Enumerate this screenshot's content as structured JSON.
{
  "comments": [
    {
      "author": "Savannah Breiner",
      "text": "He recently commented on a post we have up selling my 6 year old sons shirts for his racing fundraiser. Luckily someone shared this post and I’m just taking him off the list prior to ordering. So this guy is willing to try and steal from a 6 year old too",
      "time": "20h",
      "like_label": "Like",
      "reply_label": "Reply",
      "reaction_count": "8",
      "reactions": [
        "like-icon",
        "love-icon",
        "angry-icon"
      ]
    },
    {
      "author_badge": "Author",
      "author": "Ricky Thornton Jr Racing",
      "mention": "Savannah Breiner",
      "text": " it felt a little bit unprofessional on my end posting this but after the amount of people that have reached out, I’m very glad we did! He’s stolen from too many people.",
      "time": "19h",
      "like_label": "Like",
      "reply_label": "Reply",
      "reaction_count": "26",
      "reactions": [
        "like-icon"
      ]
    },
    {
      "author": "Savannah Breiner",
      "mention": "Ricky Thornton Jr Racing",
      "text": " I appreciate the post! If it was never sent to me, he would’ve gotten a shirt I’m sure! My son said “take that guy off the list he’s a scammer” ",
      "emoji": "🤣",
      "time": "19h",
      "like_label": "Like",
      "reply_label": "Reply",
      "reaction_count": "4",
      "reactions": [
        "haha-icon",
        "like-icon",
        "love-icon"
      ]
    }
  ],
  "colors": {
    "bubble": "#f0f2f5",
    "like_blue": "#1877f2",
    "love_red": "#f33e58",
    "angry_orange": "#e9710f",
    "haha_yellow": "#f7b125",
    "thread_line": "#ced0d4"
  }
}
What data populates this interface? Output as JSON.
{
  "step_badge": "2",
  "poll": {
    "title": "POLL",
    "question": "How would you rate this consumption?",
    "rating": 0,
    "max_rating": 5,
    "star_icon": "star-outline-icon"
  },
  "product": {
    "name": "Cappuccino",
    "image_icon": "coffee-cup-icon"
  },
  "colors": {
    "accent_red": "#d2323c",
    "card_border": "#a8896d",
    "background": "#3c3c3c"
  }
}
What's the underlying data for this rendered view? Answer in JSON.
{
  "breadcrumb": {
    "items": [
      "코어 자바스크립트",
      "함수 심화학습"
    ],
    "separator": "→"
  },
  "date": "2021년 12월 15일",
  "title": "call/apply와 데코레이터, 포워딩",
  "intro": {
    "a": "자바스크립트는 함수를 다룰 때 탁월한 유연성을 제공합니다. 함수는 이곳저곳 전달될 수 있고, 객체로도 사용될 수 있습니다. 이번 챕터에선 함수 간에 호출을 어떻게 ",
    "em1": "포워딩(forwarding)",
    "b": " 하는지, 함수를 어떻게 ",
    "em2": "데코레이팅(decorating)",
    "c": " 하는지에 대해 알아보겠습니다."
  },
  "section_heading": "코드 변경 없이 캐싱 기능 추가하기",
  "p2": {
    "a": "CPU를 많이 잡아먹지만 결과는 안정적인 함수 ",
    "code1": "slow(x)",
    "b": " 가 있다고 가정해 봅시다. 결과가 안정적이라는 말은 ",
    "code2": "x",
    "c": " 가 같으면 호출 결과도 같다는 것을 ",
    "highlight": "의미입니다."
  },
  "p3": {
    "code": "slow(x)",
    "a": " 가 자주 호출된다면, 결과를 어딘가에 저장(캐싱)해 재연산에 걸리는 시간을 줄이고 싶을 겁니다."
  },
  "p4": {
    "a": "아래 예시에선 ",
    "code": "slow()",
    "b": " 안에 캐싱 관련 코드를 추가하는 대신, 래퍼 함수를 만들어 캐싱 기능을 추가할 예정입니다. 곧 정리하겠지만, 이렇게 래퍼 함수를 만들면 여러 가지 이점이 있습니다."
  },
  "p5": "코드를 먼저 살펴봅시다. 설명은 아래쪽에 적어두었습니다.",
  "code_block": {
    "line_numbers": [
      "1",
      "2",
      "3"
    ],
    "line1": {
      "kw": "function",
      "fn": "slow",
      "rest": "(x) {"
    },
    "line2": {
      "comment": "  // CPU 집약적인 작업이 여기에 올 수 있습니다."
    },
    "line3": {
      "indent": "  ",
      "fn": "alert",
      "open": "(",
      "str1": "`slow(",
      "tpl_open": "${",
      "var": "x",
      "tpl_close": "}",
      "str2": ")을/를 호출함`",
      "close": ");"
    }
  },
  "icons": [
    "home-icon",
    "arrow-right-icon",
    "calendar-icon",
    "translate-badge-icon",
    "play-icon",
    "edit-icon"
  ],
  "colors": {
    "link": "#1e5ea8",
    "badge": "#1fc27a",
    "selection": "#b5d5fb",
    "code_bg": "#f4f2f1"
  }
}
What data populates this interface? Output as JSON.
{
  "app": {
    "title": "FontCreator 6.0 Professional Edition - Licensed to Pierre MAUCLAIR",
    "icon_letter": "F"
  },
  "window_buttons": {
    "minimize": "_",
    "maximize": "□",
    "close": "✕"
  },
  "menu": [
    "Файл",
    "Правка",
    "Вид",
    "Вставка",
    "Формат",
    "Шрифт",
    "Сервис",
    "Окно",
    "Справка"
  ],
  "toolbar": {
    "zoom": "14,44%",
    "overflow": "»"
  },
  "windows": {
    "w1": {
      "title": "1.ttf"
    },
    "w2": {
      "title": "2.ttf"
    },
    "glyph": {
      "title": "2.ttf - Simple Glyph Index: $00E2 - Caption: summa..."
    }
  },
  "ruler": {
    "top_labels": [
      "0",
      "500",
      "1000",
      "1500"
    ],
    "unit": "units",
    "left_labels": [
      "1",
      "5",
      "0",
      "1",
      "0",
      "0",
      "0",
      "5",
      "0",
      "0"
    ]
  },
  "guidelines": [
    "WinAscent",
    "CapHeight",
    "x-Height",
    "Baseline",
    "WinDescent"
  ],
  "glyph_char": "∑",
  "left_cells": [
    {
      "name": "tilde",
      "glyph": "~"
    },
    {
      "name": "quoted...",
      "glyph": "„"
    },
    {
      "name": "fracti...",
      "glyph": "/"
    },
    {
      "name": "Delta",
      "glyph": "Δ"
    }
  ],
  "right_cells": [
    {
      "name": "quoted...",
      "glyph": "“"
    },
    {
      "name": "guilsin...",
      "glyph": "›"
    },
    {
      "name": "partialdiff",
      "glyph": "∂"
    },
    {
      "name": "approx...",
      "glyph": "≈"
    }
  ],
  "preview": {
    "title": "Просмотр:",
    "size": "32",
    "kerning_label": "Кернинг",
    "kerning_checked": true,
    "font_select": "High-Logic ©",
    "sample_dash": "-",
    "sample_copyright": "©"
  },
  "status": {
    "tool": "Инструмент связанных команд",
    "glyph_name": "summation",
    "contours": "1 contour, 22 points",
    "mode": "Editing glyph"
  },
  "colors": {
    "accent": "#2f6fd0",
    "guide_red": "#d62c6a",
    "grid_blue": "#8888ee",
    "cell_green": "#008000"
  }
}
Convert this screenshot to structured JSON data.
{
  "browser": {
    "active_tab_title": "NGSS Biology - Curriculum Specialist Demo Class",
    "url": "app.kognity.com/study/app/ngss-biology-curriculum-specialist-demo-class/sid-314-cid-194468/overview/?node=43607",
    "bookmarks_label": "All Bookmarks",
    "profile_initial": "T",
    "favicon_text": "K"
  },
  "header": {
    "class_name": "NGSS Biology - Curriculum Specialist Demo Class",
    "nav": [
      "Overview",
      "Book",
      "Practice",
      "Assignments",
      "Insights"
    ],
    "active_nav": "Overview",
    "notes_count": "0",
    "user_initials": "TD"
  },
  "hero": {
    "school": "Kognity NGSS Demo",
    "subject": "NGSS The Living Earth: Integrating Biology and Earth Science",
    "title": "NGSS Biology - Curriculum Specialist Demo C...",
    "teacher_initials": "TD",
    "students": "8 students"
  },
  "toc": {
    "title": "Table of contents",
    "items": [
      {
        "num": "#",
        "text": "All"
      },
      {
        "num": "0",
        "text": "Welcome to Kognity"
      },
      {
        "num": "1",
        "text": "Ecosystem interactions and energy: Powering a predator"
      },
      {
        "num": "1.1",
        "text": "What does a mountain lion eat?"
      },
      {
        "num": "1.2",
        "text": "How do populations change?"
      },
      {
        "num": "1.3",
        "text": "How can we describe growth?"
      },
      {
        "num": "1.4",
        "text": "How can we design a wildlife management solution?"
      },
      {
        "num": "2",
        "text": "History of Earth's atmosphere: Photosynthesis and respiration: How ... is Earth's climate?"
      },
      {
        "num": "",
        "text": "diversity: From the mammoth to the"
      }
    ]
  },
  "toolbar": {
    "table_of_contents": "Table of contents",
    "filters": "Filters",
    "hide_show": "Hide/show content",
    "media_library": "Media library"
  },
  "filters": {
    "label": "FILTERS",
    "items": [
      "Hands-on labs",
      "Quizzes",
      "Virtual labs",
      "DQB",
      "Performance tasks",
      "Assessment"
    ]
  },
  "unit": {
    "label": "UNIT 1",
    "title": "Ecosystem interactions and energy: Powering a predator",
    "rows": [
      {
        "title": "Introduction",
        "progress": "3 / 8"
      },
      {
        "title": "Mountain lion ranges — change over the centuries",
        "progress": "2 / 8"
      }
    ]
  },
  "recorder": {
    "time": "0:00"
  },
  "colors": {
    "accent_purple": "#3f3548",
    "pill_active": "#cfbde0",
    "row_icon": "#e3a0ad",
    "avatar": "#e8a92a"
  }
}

※ ※ ※

Task goal:
Gather each line in these records that contains the string "data".

Result:
What data populates this interface? Output as JSON.
What's the underlying data for this rendered view? Answer in JSON.
What data populates this interface? Output as JSON.
Convert this screenshot to structured JSON data.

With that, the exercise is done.